• [Do this] Every line below is to be quoted exactly, with nothing added or dropped.

• [Entries supplied]
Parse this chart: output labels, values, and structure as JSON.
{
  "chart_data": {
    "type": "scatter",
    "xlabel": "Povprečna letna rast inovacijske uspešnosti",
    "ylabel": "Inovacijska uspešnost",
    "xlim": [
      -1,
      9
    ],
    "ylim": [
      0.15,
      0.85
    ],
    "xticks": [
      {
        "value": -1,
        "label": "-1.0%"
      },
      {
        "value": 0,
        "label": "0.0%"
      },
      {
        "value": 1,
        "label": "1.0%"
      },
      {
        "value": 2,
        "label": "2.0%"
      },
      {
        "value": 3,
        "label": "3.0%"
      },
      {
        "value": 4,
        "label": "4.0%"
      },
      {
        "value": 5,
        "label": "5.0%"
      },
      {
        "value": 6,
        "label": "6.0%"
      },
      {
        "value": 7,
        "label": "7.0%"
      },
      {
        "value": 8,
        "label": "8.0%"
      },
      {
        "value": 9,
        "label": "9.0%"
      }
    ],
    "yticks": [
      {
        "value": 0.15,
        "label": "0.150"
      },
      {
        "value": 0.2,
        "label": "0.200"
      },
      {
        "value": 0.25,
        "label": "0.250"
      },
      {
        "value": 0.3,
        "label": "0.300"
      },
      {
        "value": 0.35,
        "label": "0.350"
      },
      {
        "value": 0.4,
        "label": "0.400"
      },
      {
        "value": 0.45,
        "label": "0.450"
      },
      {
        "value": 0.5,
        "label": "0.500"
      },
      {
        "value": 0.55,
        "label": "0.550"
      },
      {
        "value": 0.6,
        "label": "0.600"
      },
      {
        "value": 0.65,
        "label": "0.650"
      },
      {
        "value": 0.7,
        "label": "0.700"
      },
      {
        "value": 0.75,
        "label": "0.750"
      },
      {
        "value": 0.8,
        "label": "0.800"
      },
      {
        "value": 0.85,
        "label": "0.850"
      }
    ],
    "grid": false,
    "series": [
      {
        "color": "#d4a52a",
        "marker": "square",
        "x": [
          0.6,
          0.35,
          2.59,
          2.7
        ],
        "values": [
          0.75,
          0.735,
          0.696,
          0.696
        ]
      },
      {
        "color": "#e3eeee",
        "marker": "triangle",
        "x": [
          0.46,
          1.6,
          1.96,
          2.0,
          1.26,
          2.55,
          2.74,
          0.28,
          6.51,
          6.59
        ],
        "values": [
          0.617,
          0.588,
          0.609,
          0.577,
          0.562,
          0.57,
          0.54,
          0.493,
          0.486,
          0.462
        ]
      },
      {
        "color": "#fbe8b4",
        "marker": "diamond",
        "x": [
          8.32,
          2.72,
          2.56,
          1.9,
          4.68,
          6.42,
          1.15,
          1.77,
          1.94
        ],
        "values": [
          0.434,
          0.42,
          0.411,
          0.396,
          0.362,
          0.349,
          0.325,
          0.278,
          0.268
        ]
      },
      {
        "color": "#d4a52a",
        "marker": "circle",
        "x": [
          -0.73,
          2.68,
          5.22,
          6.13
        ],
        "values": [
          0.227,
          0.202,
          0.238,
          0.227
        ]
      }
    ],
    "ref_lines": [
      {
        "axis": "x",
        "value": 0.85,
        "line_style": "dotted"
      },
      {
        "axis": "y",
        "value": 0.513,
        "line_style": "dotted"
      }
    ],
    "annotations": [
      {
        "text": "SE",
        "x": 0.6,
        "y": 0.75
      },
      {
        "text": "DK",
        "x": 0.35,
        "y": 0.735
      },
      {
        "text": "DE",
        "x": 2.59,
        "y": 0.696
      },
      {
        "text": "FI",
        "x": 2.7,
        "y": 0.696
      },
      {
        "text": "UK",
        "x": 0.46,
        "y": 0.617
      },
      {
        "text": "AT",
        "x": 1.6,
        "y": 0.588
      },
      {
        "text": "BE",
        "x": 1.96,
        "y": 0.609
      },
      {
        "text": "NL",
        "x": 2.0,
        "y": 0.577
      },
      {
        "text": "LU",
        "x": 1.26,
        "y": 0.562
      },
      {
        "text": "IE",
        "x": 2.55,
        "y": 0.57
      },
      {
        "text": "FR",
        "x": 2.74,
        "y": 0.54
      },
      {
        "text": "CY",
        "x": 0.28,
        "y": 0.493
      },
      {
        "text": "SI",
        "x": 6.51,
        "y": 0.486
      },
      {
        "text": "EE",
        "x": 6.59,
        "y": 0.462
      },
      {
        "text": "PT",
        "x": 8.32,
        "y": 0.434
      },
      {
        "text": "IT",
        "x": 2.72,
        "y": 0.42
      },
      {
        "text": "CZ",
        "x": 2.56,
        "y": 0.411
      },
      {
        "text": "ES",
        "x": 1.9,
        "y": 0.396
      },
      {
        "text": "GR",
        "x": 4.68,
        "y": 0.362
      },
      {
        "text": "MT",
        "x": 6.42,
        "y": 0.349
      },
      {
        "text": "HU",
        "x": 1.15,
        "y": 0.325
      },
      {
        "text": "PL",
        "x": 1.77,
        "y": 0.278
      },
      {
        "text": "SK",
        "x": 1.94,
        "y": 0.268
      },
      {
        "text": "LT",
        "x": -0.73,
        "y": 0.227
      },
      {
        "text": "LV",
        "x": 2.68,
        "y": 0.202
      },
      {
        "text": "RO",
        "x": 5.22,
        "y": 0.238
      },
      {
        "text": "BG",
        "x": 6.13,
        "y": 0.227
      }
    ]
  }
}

• [Answer below]
Parse this chart: output labels, values, and structure as JSON.
{
  "chart_data": {
    "type": "scatter",
    "xlabel": "Povprečna letna rast inovacijske uspešnosti",
    "ylabel": "Inovacijska uspešnost",
    "xlim": [
      -1,
      9
    ],
    "ylim": [
      0.15,
      0.85
    ],
    "xticks": [
      {
        "value": -1,
        "label": "-1.0%"
      },
      {
        "value": 0,
        "label": "0.0%"
      },
      {
        "value": 1,
        "label": "1.0%"
      },
      {
        "value": 2,
        "label": "2.0%"
      },
      {
        "value": 3,
        "label": "3.0%"
      },
      {
        "value": 4,
        "label": "4.0%"
      },
      {
        "value": 5,
        "label": "5.0%"
      },
      {
        "value": 6,
        "label": "6.0%"
      },
      {
        "value": 7,
        "label": "7.0%"
      },
      {
        "value": 8,
        "label": "8.0%"
      },
      {
        "value": 9,
        "label": "9.0%"
      }
    ],
    "yticks": [
      {
        "value": 0.15,
        "label": "0.150"
      },
      {
        "value": 0.2,
        "label": "0.200"
      },
      {
        "value": 0.25,
        "label": "0.250"
      },
      {
        "value": 0.3,
        "label": "0.300"
      },
      {
        "value": 0.35,
        "label": "0.350"
      },
      {
        "value": 0.4,
        "label": "0.400"
      },
      {
        "value": 0.45,
        "label": "0.450"
      },
      {
        "value": 0.5,
        "label": "0.500"
      },
      {
        "value": 0.55,
        "label": "0.550"
      },
      {
        "value": 0.6,
        "label": "0.600"
      },
      {
        "value": 0.65,
        "label": "0.650"
      },
      {
        "value": 0.7,
        "label": "0.700"
      },
      {
        "value": 0.75,
        "label": "0.750"
      },
      {
        "value": 0.8,
        "label": "0.800"
      },
      {
        "value": 0.85,
        "label": "0.850"
      }
    ],
    "grid": false,
    "series": [
      {
        "color": "#d4a52a",
        "marker": "square",
        "x": [
          0.6,
          0.35,
          2.59,
          2.7
        ],
        "values": [
          0.75,
          0.735,
          0.696,
          0.696
        ]
      },
      {
        "color": "#e3eeee",
        "marker": "triangle",
        "x": [
          0.46,
          1.6,
          1.96,
          2.0,
          1.26,
          2.55,
          2.74,
          0.28,
          6.51,
          6.59
        ],
        "values": [
          0.617,
          0.588,
          0.609,
          0.577,
          0.562,
          0.57,
          0.54,
          0.493,
          0.486,
          0.462
        ]
      },
      {
        "color": "#fbe8b4",
        "marker": "diamond",
        "x": [
          8.32,
          2.72,
          2.56,
          1.9,
          4.68,
          6.42,
          1.15,
          1.77,
          1.94
        ],
        "values": [
          0.434,
          0.42,
          0.411,
          0.396,
          0.362,
          0.349,
          0.325,
          0.278,
          0.268
        ]
      },
      {
        "color": "#d4a52a",
        "marker": "circle",
        "x": [
          -0.73,
          2.68,
          5.22,
          6.13
        ],
        "values": [
          0.227,
          0.202,
          0.238,
          0.227
        ]
      }
    ],
    "ref_lines": [
      {
        "axis": "x",
        "value": 0.85,
        "line_style": "dotted"
      },
      {
        "axis": "y",
        "value": 0.513,
        "line_style": "dotted"
      }
    ],
    "annotations": [
      {
        "text": "SE",
        "x": 0.6,
        "y": 0.75
      },
      {
        "text": "DK",
        "x": 0.35,
        "y": 0.735
      },
      {
        "text": "DE",
        "x": 2.59,
        "y": 0.696
      },
      {
        "text": "FI",
        "x": 2.7,
        "y": 0.696
      },
      {
        "text": "UK",
        "x": 0.46,
        "y": 0.617
      },
      {
        "text": "AT",
        "x": 1.6,
        "y": 0.588
      },
      {
        "text": "BE",
        "x": 1.96,
        "y": 0.609
      },
      {
        "text": "NL",
        "x": 2.0,
        "y": 0.577
      },
      {
        "text": "LU",
        "x": 1.26,
        "y": 0.562
      },
      {
        "text": "IE",
        "x": 2.55,
        "y": 0.57
      },
      {
        "text": "FR",
        "x": 2.74,
        "y": 0.54
      },
      {
        "text": "CY",
        "x": 0.28,
        "y": 0.493
      },
      {
        "text": "SI",
        "x": 6.51,
        "y": 0.486
      },
      {
        "text": "EE",
        "x": 6.59,
        "y": 0.462
      },
      {
        "text": "PT",
        "x": 8.32,
        "y": 0.434
      },
      {
        "text": "IT",
        "x": 2.72,
        "y": 0.42
      },
      {
        "text": "CZ",
        "x": 2.56,
        "y": 0.411
      },
      {
        "text": "ES",
        "x": 1.9,
        "y": 0.396
      },
      {
        "text": "GR",
        "x": 4.68,
        "y": 0.362
      },
      {
        "text": "MT",
        "x": 6.42,
        "y": 0.349
      },
      {
        "text": "HU",
        "x": 1.15,
        "y": 0.325
      },
      {
        "text": "PL",
        "x": 1.77,
        "y": 0.278
      },
      {
        "text": "SK",
        "x": 1.94,
        "y": 0.268
      },
      {
        "text": "LT",
        "x": -0.73,
        "y": 0.227
      },
      {
        "text": "LV",
        "x": 2.68,
        "y": 0.202
      },
      {
        "text": "RO",
        "x": 5.22,
        "y": 0.238
      },
      {
        "text": "BG",
        "x": 6.13,
        "y": 0.227
      }
    ]
  }
}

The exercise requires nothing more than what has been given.